* _What you need to do_
Below are entries. Pull out all lines containing "Photometric".

────────────────

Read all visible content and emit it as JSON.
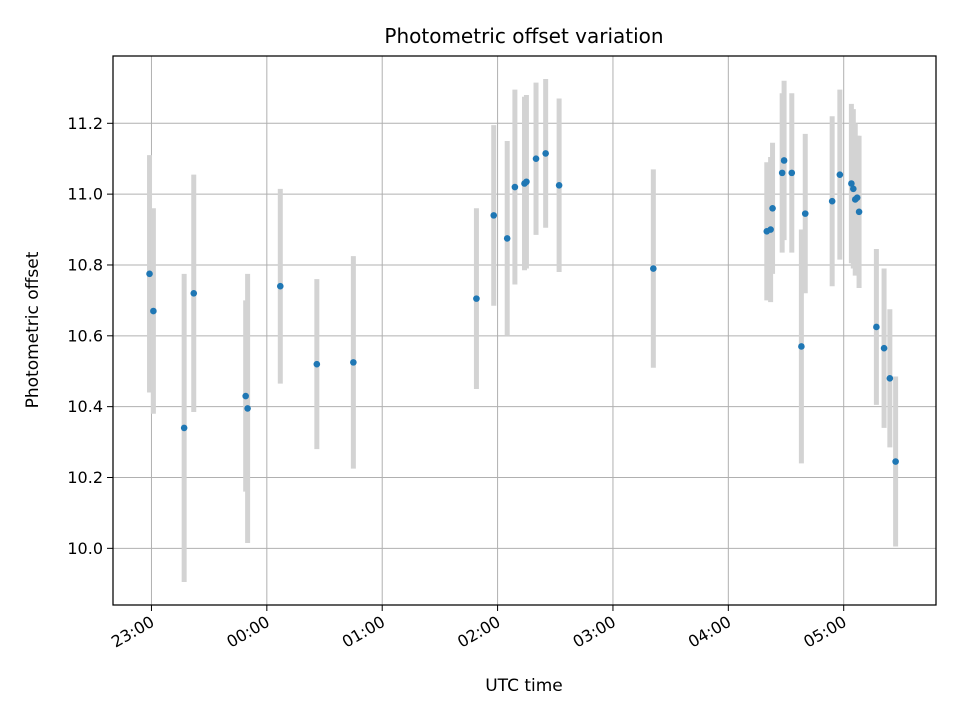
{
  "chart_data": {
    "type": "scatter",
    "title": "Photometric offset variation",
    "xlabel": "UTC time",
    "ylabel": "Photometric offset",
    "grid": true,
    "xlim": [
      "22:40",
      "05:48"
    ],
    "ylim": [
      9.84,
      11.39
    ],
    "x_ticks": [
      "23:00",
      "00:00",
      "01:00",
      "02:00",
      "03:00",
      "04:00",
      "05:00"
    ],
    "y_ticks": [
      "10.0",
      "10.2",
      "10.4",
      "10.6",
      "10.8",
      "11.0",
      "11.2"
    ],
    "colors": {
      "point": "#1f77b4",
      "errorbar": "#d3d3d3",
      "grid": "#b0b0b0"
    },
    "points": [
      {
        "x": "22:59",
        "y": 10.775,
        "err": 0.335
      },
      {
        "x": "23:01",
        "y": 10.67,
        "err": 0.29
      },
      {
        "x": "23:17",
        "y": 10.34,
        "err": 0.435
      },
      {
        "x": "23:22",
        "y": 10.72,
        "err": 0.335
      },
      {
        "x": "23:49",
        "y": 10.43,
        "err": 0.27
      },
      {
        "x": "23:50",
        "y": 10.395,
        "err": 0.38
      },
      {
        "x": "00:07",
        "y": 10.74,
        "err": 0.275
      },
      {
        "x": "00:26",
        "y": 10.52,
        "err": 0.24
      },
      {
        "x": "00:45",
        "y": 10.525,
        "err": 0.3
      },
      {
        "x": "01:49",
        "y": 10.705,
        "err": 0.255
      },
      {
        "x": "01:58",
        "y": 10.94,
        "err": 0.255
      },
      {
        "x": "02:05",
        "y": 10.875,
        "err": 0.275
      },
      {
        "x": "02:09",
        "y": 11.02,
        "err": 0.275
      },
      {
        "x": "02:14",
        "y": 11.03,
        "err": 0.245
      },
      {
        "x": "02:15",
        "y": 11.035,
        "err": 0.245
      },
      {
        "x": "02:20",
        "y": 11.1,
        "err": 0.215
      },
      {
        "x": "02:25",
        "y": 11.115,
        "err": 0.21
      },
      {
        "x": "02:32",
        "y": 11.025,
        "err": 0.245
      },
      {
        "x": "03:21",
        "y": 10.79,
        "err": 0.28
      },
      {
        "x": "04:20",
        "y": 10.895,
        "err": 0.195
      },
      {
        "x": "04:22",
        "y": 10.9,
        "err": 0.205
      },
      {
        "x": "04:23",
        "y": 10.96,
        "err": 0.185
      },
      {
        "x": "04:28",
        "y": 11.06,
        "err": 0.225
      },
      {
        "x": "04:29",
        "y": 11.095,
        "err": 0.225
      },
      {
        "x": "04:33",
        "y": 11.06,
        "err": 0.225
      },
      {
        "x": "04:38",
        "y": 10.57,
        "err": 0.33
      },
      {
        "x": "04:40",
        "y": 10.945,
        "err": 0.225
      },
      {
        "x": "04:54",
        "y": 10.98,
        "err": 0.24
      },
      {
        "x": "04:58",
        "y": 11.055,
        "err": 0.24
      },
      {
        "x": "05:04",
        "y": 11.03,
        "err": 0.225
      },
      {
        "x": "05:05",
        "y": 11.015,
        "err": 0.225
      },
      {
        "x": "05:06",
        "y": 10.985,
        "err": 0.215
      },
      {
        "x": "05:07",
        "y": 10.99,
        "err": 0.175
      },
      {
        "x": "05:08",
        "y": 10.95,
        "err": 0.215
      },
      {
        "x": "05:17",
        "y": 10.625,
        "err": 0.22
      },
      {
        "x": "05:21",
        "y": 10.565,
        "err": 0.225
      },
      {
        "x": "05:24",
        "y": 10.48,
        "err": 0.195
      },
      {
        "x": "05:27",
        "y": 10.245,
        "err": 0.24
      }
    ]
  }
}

────────────────

* _Task result_
    "title": "Photometric offset variation",
    "ylabel": "Photometric offset",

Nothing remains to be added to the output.